■ STATED EXERCISE ■
Search the material below for the string "matches" and list each line that holds it.

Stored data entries

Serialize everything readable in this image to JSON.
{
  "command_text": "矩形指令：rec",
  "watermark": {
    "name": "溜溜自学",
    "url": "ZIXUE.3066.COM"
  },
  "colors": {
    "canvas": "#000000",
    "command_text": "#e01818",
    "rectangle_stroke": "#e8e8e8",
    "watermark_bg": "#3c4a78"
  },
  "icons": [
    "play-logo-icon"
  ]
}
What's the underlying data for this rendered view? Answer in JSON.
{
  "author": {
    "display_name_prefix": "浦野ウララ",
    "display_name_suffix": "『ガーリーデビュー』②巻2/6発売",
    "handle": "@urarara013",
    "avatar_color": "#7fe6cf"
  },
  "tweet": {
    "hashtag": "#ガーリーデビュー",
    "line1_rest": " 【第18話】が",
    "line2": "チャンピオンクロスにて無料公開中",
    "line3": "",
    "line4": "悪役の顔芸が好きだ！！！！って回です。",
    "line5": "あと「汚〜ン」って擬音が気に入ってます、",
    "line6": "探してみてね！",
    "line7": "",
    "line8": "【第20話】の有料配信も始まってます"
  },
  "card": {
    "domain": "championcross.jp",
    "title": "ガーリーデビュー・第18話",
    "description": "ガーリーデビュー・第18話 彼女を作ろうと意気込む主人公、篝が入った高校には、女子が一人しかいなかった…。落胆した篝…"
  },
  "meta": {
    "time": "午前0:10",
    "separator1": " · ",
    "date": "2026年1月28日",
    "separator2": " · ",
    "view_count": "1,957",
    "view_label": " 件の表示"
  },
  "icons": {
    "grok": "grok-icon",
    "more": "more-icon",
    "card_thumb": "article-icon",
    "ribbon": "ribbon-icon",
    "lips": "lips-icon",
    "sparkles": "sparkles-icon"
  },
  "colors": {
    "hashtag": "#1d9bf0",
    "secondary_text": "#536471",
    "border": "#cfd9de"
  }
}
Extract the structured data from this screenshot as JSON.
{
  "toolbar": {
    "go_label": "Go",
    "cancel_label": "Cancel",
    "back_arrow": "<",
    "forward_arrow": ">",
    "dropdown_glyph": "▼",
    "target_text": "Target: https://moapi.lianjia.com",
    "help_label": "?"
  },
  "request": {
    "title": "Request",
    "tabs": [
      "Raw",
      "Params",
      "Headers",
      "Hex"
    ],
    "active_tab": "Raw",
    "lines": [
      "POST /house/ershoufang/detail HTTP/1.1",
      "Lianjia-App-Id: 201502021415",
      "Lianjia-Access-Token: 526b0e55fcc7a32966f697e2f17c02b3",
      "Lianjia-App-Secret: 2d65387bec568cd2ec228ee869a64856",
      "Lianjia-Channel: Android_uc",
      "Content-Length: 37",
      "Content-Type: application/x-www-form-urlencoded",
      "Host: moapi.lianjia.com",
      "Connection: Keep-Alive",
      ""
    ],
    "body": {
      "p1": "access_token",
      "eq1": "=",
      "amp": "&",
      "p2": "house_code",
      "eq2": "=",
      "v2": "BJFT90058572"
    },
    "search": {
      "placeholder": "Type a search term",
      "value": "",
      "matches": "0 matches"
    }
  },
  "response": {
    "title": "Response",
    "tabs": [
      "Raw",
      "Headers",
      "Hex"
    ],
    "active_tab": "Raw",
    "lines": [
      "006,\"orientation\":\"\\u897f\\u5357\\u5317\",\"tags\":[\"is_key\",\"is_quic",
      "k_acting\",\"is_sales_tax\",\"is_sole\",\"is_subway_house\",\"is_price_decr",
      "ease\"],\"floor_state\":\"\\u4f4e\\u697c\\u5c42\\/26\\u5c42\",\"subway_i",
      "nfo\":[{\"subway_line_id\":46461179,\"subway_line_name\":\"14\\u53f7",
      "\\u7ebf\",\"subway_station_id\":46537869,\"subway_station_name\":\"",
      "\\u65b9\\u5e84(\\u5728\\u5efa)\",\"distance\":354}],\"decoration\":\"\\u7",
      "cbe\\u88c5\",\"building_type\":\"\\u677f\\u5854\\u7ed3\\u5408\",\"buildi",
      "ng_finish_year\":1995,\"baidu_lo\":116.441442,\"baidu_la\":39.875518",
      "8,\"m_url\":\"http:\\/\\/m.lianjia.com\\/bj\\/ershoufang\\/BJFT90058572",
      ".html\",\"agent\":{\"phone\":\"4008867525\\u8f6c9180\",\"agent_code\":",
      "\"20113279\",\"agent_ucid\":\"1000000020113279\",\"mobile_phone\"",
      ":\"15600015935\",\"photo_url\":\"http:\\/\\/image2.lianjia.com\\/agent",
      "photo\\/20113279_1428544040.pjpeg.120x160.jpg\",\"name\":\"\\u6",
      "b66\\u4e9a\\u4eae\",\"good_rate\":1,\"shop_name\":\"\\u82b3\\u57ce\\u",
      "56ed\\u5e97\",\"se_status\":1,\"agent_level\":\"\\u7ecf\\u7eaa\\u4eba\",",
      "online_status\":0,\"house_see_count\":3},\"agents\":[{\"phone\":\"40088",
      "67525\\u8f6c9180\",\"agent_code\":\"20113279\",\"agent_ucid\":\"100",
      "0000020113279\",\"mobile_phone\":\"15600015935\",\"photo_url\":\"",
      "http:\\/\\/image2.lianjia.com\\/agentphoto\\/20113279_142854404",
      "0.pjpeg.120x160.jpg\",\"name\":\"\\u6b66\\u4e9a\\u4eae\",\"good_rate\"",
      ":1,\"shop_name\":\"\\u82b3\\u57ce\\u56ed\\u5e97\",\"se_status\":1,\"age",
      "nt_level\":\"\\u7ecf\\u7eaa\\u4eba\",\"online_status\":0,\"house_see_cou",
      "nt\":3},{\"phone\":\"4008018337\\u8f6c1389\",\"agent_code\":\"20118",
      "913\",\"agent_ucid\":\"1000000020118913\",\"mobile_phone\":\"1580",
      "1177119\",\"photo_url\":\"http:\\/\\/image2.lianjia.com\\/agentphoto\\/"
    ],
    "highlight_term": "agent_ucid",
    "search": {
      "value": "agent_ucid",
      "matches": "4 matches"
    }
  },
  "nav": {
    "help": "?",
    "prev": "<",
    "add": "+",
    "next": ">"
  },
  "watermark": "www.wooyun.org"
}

■ EXERCISE OUTPUT ■
      "matches": "0 matches"
      "matches": "4 matches"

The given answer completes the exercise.